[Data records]
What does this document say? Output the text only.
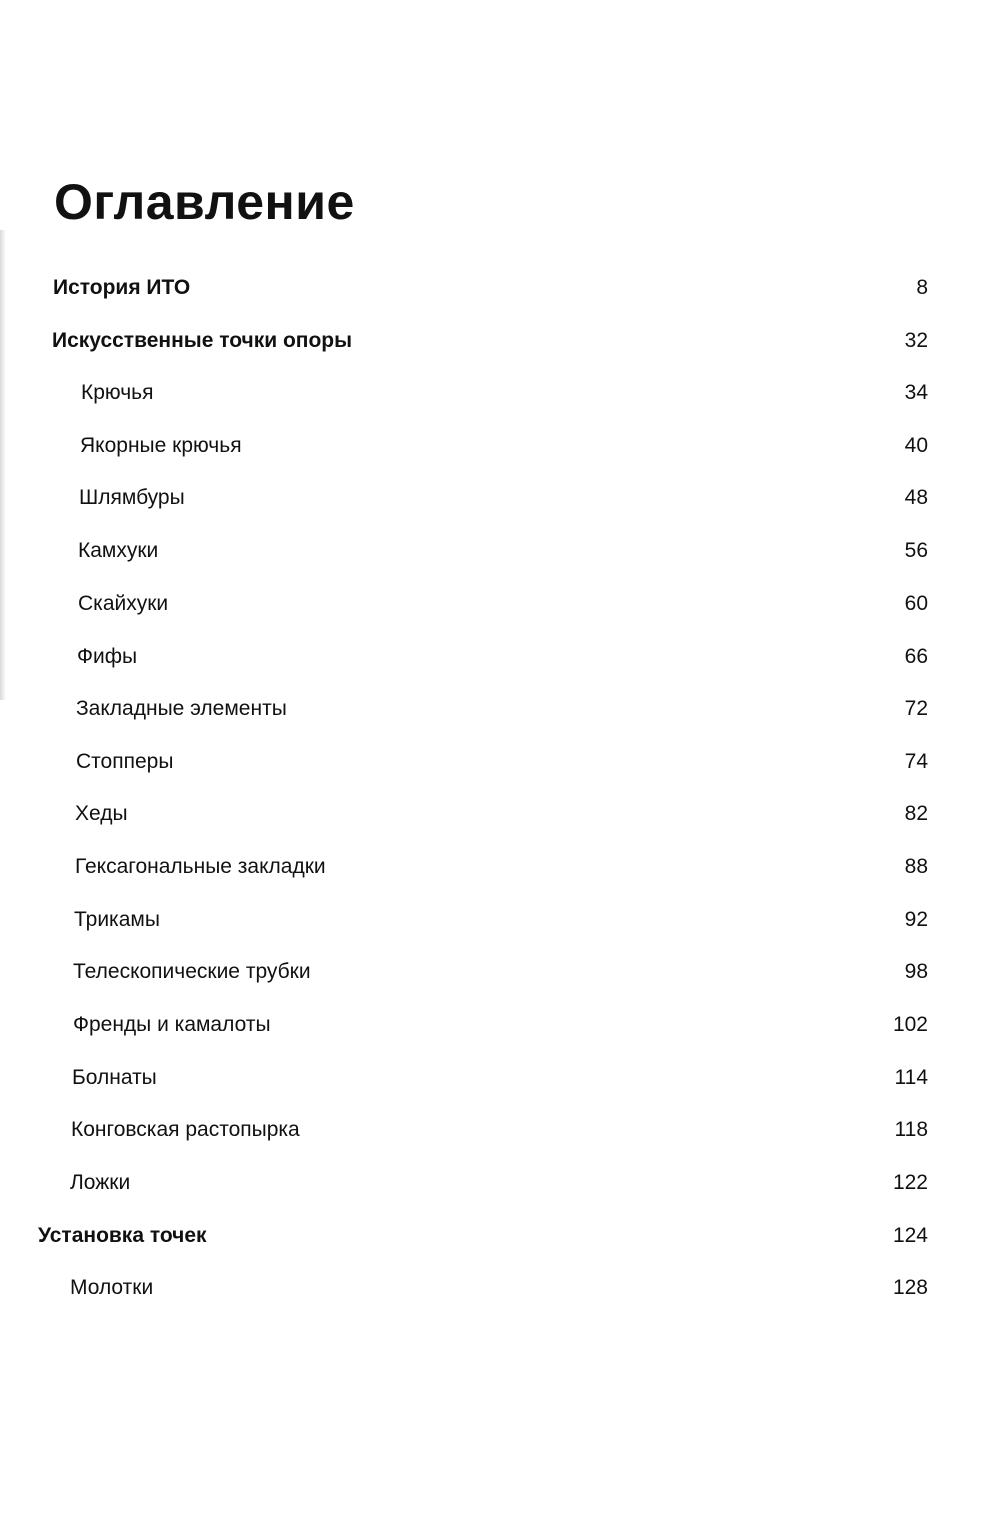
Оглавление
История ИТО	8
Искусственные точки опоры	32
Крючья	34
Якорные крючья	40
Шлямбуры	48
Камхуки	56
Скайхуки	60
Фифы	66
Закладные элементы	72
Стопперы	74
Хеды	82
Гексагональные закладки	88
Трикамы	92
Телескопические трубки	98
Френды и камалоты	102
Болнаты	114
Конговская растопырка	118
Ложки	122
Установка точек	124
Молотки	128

* * *

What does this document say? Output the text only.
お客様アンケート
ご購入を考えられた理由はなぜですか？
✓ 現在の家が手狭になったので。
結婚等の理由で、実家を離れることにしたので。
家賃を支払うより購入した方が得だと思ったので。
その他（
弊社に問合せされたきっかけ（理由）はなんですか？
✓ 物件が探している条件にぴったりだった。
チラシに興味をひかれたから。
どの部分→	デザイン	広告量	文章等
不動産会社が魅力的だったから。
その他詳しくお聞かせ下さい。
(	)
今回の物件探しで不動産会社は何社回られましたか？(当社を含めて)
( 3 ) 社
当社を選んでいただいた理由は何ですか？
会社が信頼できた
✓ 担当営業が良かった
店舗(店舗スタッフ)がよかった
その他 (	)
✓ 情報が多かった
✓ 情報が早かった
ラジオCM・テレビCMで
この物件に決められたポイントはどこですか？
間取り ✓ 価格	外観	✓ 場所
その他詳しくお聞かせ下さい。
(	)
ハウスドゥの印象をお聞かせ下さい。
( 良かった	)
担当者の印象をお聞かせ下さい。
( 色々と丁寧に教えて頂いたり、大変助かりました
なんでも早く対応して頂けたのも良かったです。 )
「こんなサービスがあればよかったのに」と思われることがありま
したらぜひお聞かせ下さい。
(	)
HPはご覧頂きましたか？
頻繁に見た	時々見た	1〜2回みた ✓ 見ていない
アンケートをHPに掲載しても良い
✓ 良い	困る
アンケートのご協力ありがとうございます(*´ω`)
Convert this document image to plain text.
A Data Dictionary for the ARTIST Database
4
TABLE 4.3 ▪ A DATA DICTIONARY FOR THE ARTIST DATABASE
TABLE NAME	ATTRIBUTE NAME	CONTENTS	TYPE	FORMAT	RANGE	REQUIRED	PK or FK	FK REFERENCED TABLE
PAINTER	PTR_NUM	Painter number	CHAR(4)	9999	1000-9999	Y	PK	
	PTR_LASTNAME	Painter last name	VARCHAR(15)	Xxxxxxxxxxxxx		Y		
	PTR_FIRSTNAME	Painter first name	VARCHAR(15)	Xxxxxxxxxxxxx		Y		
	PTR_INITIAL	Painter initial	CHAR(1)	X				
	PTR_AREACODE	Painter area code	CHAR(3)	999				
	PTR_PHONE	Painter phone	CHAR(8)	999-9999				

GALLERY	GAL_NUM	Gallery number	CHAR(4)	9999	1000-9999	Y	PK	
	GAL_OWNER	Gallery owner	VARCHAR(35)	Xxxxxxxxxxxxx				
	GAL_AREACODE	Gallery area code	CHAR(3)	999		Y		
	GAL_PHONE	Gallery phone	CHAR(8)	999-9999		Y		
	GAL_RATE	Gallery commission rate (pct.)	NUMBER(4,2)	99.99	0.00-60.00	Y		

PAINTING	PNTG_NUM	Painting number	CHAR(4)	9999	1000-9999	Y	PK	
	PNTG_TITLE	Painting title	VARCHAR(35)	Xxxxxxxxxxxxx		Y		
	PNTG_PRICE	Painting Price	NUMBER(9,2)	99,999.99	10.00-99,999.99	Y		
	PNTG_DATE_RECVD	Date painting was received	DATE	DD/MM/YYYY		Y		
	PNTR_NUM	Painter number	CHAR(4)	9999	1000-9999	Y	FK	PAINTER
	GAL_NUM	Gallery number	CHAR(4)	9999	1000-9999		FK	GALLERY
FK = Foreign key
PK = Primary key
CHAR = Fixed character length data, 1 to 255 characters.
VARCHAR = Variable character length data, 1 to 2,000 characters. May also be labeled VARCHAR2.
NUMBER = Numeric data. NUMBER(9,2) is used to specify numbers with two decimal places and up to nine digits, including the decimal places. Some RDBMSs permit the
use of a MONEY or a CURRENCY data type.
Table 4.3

> **The task**
Report each line in the preceding entries that holds the string "length".

> **Correct response**
CHAR = Fixed character length data, 1 to 255 characters.
VARCHAR = Variable character length data, 1 to 2,000 characters. May also be labeled VARCHAR2.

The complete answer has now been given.